Problem requirements
Pick every line with "elephants" from the material below.

Material provided
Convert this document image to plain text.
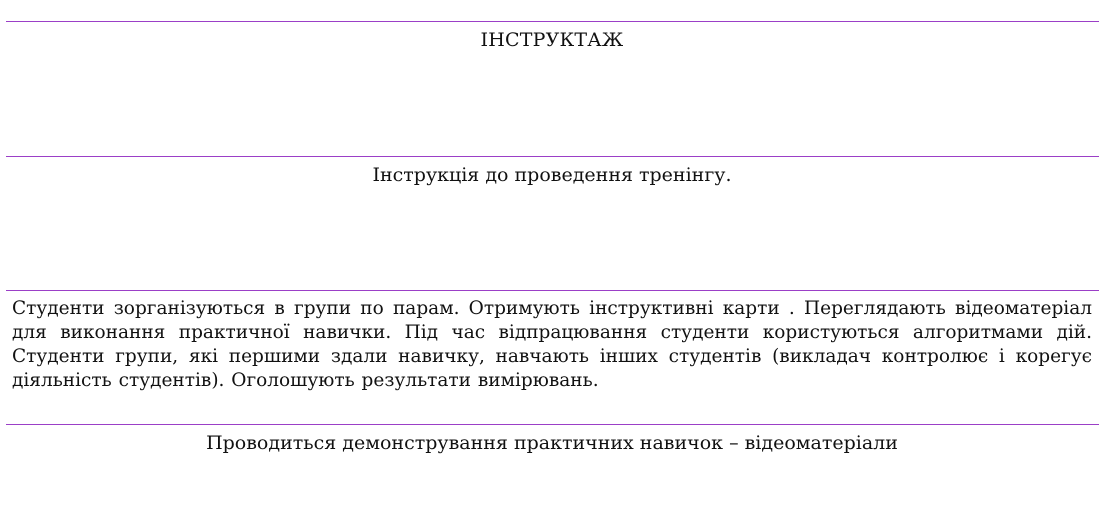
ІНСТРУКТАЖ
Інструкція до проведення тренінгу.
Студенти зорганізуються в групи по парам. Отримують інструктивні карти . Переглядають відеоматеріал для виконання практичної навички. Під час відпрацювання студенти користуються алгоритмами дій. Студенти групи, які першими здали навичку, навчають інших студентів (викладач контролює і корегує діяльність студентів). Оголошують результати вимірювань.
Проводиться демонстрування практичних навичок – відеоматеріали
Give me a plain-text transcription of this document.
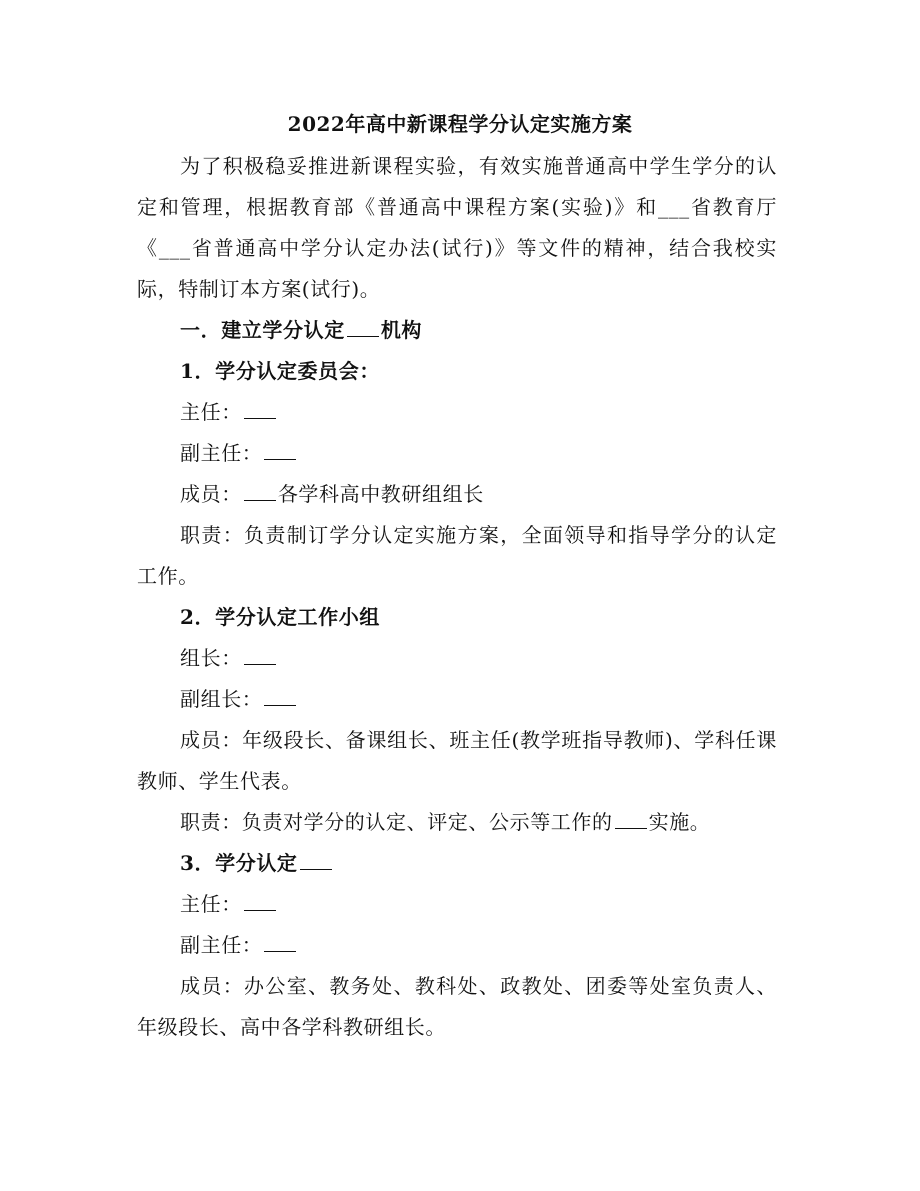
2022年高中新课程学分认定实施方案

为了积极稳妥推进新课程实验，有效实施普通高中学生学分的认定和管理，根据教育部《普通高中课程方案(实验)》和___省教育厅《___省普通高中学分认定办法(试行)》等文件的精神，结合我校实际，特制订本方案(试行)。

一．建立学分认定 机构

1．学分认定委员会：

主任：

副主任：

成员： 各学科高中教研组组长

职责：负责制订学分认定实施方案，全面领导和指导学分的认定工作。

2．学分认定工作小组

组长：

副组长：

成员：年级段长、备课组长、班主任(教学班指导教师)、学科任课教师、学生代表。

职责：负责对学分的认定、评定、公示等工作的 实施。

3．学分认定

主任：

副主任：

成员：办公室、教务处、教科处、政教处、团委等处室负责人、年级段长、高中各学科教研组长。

==

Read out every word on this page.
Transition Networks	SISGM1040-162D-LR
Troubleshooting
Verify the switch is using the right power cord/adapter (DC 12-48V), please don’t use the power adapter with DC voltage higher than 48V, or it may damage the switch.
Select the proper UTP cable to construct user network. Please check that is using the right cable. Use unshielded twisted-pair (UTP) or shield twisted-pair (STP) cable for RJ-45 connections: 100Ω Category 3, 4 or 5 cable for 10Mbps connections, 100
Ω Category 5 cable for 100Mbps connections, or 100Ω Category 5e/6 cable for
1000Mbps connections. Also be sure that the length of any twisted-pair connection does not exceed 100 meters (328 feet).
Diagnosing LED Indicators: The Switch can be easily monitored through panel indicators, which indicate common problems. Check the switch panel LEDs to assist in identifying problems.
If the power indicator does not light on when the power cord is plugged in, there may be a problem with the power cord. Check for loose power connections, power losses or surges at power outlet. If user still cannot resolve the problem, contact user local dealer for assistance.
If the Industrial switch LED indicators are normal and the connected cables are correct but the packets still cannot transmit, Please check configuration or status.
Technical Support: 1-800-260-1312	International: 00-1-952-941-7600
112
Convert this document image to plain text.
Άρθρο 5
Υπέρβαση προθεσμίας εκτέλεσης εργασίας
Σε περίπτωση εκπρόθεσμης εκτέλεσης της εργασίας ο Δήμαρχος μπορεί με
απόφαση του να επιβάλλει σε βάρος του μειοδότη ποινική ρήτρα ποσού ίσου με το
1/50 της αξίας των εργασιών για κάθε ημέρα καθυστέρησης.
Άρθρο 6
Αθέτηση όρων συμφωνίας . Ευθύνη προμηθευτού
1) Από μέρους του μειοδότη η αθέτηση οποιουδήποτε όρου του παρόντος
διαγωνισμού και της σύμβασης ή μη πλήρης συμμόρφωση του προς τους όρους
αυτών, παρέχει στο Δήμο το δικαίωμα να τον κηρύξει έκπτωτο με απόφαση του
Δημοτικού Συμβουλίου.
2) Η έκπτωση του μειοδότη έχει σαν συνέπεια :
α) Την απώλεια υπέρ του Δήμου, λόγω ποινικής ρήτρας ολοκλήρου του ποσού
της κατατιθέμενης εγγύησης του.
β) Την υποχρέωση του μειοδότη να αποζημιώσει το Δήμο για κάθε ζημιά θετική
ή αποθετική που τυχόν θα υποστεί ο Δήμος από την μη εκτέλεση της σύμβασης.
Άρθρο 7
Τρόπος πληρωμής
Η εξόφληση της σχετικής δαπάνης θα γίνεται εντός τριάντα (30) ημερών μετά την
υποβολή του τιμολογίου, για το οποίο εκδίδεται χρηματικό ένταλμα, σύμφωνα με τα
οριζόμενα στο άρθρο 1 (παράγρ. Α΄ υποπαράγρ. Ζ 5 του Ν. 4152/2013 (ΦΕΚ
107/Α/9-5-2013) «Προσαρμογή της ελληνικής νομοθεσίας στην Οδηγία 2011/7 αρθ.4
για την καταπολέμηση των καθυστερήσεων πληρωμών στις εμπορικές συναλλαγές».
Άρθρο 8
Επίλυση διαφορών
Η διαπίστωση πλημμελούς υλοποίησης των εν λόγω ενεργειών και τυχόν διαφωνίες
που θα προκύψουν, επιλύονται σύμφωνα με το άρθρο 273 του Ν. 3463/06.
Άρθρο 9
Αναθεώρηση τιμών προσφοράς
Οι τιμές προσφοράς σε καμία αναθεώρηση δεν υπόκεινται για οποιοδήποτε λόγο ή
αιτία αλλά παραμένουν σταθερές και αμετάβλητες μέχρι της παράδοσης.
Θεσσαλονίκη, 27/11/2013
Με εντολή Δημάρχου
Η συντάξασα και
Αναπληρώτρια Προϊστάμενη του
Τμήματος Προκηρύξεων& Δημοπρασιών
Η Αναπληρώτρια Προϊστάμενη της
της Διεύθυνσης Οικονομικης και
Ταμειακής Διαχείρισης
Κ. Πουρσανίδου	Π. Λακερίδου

---

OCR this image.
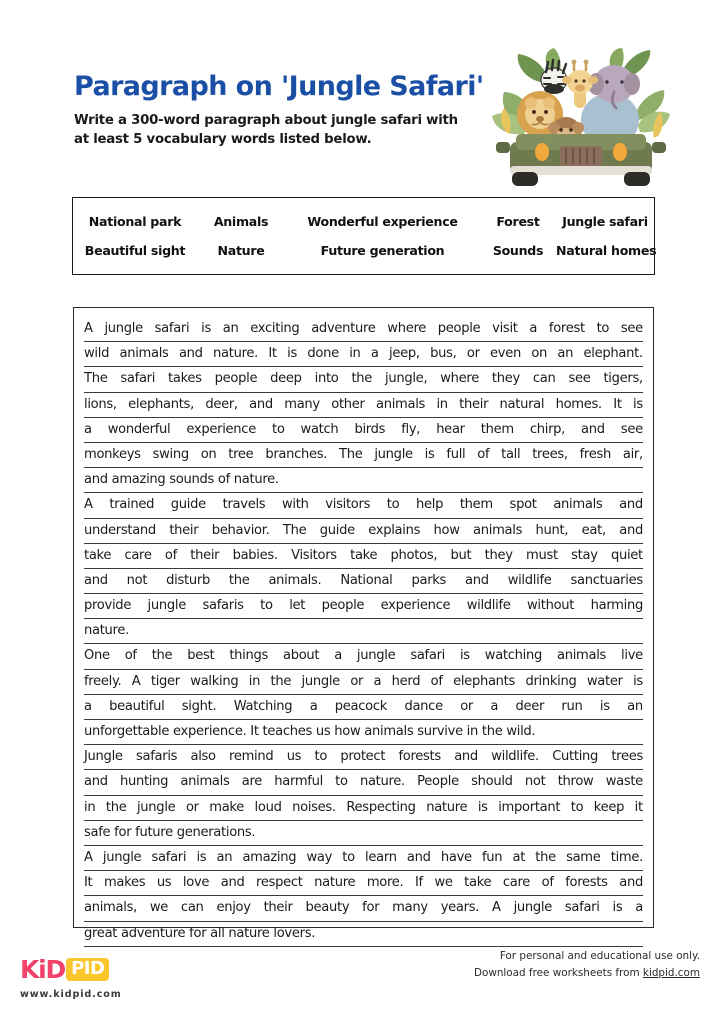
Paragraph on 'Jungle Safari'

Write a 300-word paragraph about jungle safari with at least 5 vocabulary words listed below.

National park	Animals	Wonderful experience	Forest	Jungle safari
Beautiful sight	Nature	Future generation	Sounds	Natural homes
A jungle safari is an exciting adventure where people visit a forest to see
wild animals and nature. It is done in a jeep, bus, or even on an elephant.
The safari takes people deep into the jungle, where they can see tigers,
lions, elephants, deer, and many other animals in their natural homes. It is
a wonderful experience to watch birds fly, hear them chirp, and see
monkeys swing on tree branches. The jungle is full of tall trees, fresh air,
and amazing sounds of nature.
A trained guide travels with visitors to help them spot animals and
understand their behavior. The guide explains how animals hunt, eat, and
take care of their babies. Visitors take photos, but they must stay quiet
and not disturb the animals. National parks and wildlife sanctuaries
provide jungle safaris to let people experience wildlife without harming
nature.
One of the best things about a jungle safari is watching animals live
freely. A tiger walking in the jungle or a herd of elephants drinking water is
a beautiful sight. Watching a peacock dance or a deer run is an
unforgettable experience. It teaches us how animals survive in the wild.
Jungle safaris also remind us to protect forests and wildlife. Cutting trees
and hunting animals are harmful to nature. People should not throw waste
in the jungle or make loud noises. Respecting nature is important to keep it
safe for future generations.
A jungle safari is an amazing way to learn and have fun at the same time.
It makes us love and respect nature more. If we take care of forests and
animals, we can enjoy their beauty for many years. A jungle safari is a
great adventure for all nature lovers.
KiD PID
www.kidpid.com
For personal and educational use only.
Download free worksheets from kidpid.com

Exercise output
lions, elephants, deer, and many other animals in their natural homes. It is
freely. A tiger walking in the jungle or a herd of elephants drinking water is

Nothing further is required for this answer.